━━━ INFORMATION GIVEN ━━━

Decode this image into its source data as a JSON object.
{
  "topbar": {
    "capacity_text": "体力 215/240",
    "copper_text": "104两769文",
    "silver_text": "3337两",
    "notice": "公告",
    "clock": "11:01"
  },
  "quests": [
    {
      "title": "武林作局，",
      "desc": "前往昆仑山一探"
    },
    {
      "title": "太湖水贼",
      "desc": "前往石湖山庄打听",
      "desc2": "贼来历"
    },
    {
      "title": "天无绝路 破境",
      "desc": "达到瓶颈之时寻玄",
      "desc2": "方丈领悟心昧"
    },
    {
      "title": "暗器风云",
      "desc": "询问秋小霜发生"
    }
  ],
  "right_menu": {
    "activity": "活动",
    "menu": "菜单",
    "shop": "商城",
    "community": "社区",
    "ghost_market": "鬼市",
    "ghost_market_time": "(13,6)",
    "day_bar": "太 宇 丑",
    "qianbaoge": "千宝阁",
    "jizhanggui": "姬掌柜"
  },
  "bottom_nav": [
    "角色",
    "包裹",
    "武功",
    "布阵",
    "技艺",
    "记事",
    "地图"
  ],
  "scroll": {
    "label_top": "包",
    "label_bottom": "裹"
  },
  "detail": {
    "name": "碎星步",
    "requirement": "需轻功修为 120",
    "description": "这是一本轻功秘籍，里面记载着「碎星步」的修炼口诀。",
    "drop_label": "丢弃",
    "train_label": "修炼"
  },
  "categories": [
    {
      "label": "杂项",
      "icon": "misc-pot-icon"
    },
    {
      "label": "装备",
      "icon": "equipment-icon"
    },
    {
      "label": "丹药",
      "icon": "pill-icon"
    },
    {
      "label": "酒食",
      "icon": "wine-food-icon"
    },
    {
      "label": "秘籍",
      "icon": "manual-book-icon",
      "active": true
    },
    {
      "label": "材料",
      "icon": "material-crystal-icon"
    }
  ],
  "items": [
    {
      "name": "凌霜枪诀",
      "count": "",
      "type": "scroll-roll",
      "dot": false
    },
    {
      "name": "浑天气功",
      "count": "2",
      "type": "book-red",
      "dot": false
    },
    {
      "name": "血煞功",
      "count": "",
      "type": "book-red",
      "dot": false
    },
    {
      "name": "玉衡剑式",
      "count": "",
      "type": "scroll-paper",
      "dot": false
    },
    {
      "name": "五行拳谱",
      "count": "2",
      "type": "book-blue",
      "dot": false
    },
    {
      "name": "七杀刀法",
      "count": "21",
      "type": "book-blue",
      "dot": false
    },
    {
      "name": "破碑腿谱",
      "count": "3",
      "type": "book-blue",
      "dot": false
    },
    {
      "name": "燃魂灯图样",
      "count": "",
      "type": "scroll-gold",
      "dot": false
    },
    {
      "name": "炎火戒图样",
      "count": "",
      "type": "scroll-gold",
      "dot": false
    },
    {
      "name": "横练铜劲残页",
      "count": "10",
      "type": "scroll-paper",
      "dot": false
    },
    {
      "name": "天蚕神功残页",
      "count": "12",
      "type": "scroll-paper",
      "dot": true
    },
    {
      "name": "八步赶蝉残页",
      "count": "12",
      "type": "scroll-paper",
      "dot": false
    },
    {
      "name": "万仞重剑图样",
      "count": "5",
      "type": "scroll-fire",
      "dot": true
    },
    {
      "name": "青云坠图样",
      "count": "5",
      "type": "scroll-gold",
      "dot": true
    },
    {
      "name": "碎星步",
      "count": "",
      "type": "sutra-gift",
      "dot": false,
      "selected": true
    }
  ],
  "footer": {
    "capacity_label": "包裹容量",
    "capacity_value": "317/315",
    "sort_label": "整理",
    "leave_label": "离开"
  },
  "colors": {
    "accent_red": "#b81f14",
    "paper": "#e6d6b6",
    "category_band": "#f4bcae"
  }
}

━━━

**WRITTEN PROBLEM**
Retype every record above exactly as written.

**OUTPUT FOR THIS EXERCISE**
Decode this image into its source data as a JSON object.
{
  "topbar": {
    "capacity_text": "体力 215/240",
    "copper_text": "104两769文",
    "silver_text": "3337两",
    "notice": "公告",
    "clock": "11:01"
  },
  "quests": [
    {
      "title": "武林作局，",
      "desc": "前往昆仑山一探"
    },
    {
      "title": "太湖水贼",
      "desc": "前往石湖山庄打听",
      "desc2": "贼来历"
    },
    {
      "title": "天无绝路 破境",
      "desc": "达到瓶颈之时寻玄",
      "desc2": "方丈领悟心昧"
    },
    {
      "title": "暗器风云",
      "desc": "询问秋小霜发生"
    }
  ],
  "right_menu": {
    "activity": "活动",
    "menu": "菜单",
    "shop": "商城",
    "community": "社区",
    "ghost_market": "鬼市",
    "ghost_market_time": "(13,6)",
    "day_bar": "太 宇 丑",
    "qianbaoge": "千宝阁",
    "jizhanggui": "姬掌柜"
  },
  "bottom_nav": [
    "角色",
    "包裹",
    "武功",
    "布阵",
    "技艺",
    "记事",
    "地图"
  ],
  "scroll": {
    "label_top": "包",
    "label_bottom": "裹"
  },
  "detail": {
    "name": "碎星步",
    "requirement": "需轻功修为 120",
    "description": "这是一本轻功秘籍，里面记载着「碎星步」的修炼口诀。",
    "drop_label": "丢弃",
    "train_label": "修炼"
  },
  "categories": [
    {
      "label": "杂项",
      "icon": "misc-pot-icon"
    },
    {
      "label": "装备",
      "icon": "equipment-icon"
    },
    {
      "label": "丹药",
      "icon": "pill-icon"
    },
    {
      "label": "酒食",
      "icon": "wine-food-icon"
    },
    {
      "label": "秘籍",
      "icon": "manual-book-icon",
      "active": true
    },
    {
      "label": "材料",
      "icon": "material-crystal-icon"
    }
  ],
  "items": [
    {
      "name": "凌霜枪诀",
      "count": "",
      "type": "scroll-roll",
      "dot": false
    },
    {
      "name": "浑天气功",
      "count": "2",
      "type": "book-red",
      "dot": false
    },
    {
      "name": "血煞功",
      "count": "",
      "type": "book-red",
      "dot": false
    },
    {
      "name": "玉衡剑式",
      "count": "",
      "type": "scroll-paper",
      "dot": false
    },
    {
      "name": "五行拳谱",
      "count": "2",
      "type": "book-blue",
      "dot": false
    },
    {
      "name": "七杀刀法",
      "count": "21",
      "type": "book-blue",
      "dot": false
    },
    {
      "name": "破碑腿谱",
      "count": "3",
      "type": "book-blue",
      "dot": false
    },
    {
      "name": "燃魂灯图样",
      "count": "",
      "type": "scroll-gold",
      "dot": false
    },
    {
      "name": "炎火戒图样",
      "count": "",
      "type": "scroll-gold",
      "dot": false
    },
    {
      "name": "横练铜劲残页",
      "count": "10",
      "type": "scroll-paper",
      "dot": false
    },
    {
      "name": "天蚕神功残页",
      "count": "12",
      "type": "scroll-paper",
      "dot": true
    },
    {
      "name": "八步赶蝉残页",
      "count": "12",
      "type": "scroll-paper",
      "dot": false
    },
    {
      "name": "万仞重剑图样",
      "count": "5",
      "type": "scroll-fire",
      "dot": true
    },
    {
      "name": "青云坠图样",
      "count": "5",
      "type": "scroll-gold",
      "dot": true
    },
    {
      "name": "碎星步",
      "count": "",
      "type": "sutra-gift",
      "dot": false,
      "selected": true
    }
  ],
  "footer": {
    "capacity_label": "包裹容量",
    "capacity_value": "317/315",
    "sort_label": "整理",
    "leave_label": "离开"
  },
  "colors": {
    "accent_red": "#b81f14",
    "paper": "#e6d6b6",
    "category_band": "#f4bcae"
  }
}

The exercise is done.